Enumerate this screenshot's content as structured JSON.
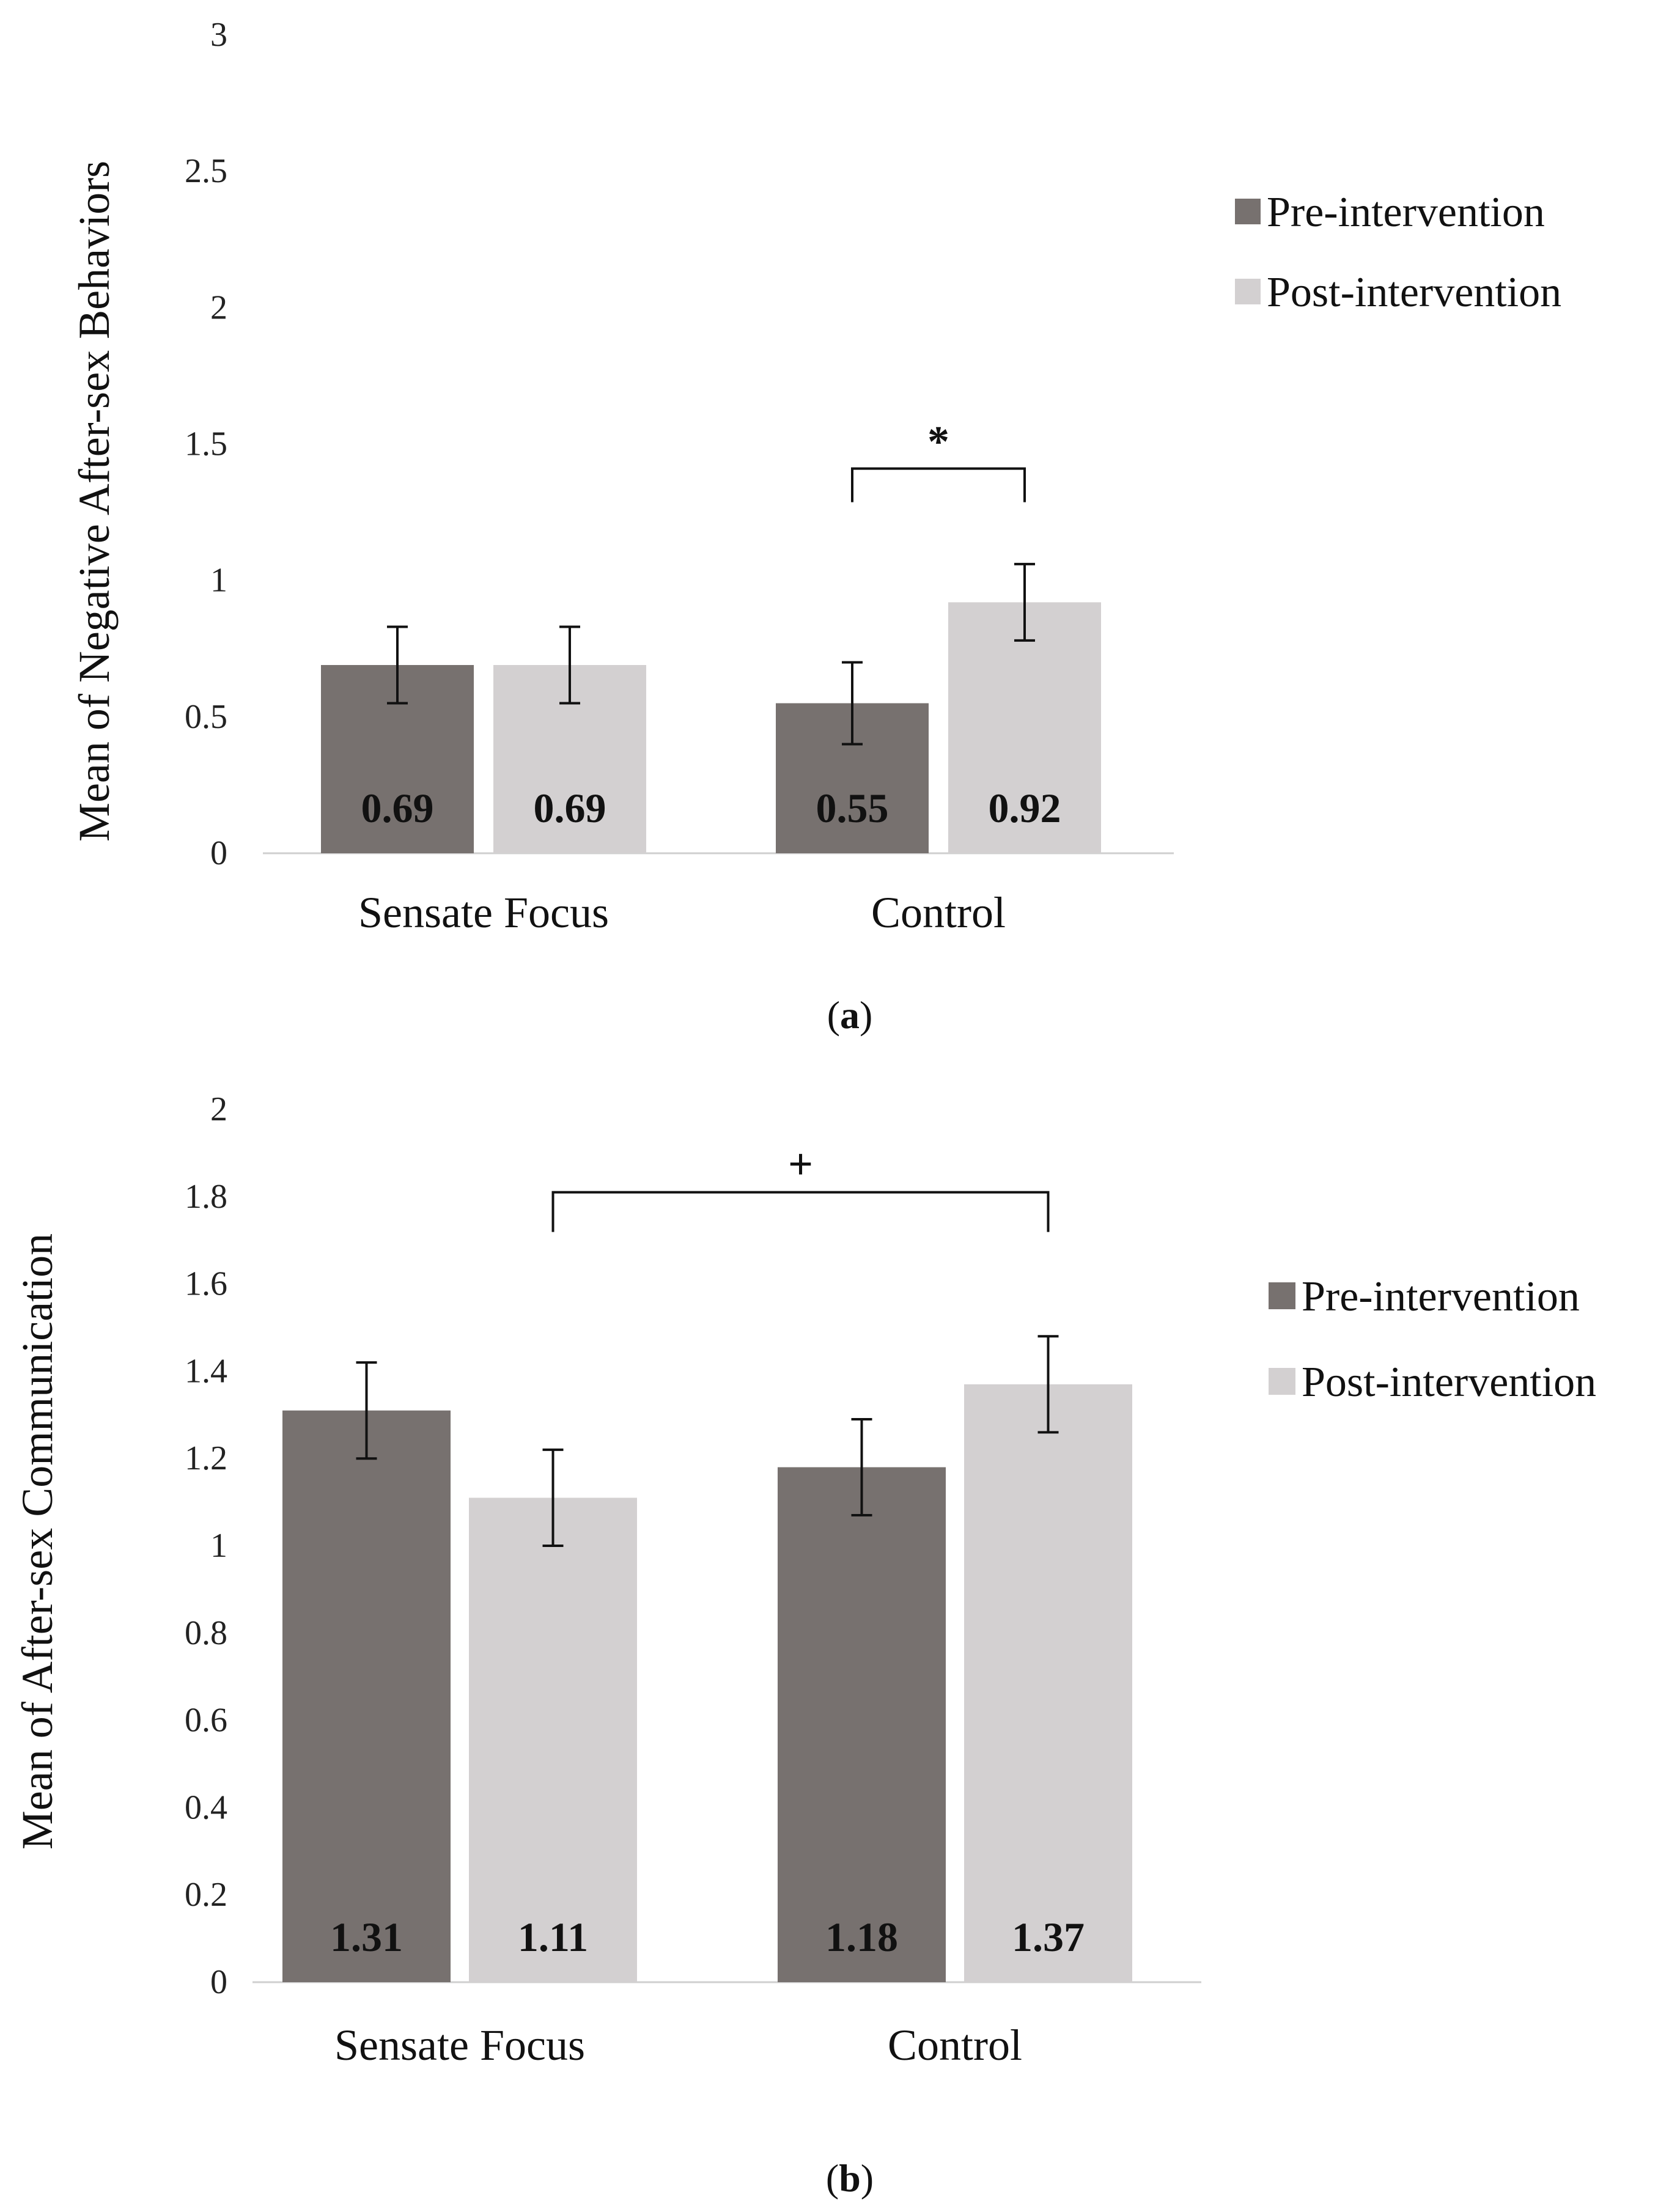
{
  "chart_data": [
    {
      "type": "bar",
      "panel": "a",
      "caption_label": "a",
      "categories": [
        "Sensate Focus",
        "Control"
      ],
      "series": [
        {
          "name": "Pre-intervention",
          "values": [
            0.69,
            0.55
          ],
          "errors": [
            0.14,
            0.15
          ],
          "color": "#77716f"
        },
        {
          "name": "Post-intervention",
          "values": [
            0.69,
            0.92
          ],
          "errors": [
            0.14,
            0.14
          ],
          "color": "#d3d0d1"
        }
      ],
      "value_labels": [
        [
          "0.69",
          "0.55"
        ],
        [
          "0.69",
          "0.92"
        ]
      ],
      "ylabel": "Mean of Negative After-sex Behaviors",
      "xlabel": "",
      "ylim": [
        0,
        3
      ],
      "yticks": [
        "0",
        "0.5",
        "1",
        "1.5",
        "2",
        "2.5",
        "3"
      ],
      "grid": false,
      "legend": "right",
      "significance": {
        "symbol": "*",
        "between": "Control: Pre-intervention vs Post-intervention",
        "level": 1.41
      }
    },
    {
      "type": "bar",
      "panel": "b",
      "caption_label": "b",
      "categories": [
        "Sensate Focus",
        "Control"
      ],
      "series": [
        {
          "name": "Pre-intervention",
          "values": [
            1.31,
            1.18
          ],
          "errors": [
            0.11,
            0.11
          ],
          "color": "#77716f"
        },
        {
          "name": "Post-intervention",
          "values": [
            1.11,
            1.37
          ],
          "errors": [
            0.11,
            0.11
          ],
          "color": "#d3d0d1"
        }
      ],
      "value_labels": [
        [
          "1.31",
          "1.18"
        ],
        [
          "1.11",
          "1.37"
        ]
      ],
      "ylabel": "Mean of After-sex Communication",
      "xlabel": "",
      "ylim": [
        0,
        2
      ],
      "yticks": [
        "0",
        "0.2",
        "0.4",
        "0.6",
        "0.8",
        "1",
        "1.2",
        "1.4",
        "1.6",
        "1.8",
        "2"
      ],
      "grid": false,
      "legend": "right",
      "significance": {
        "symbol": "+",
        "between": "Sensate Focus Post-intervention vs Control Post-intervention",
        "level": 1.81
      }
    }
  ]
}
________
WORK TO BE COMPLETED - Return each line from the material above exactly, but not the pictures.

EXERCISE RESPONSE -
Enumerate this screenshot's content as structured JSON.
{
  "chart_data": [
    {
      "type": "bar",
      "panel": "a",
      "caption_label": "a",
      "categories": [
        "Sensate Focus",
        "Control"
      ],
      "series": [
        {
          "name": "Pre-intervention",
          "values": [
            0.69,
            0.55
          ],
          "errors": [
            0.14,
            0.15
          ],
          "color": "#77716f"
        },
        {
          "name": "Post-intervention",
          "values": [
            0.69,
            0.92
          ],
          "errors": [
            0.14,
            0.14
          ],
          "color": "#d3d0d1"
        }
      ],
      "value_labels": [
        [
          "0.69",
          "0.55"
        ],
        [
          "0.69",
          "0.92"
        ]
      ],
      "ylabel": "Mean of Negative After-sex Behaviors",
      "xlabel": "",
      "ylim": [
        0,
        3
      ],
      "yticks": [
        "0",
        "0.5",
        "1",
        "1.5",
        "2",
        "2.5",
        "3"
      ],
      "grid": false,
      "legend": "right",
      "significance": {
        "symbol": "*",
        "between": "Control: Pre-intervention vs Post-intervention",
        "level": 1.41
      }
    },
    {
      "type": "bar",
      "panel": "b",
      "caption_label": "b",
      "categories": [
        "Sensate Focus",
        "Control"
      ],
      "series": [
        {
          "name": "Pre-intervention",
          "values": [
            1.31,
            1.18
          ],
          "errors": [
            0.11,
            0.11
          ],
          "color": "#77716f"
        },
        {
          "name": "Post-intervention",
          "values": [
            1.11,
            1.37
          ],
          "errors": [
            0.11,
            0.11
          ],
          "color": "#d3d0d1"
        }
      ],
      "value_labels": [
        [
          "1.31",
          "1.18"
        ],
        [
          "1.11",
          "1.37"
        ]
      ],
      "ylabel": "Mean of After-sex Communication",
      "xlabel": "",
      "ylim": [
        0,
        2
      ],
      "yticks": [
        "0",
        "0.2",
        "0.4",
        "0.6",
        "0.8",
        "1",
        "1.2",
        "1.4",
        "1.6",
        "1.8",
        "2"
      ],
      "grid": false,
      "legend": "right",
      "significance": {
        "symbol": "+",
        "between": "Sensate Focus Post-intervention vs Control Post-intervention",
        "level": 1.81
      }
    }
  ]
}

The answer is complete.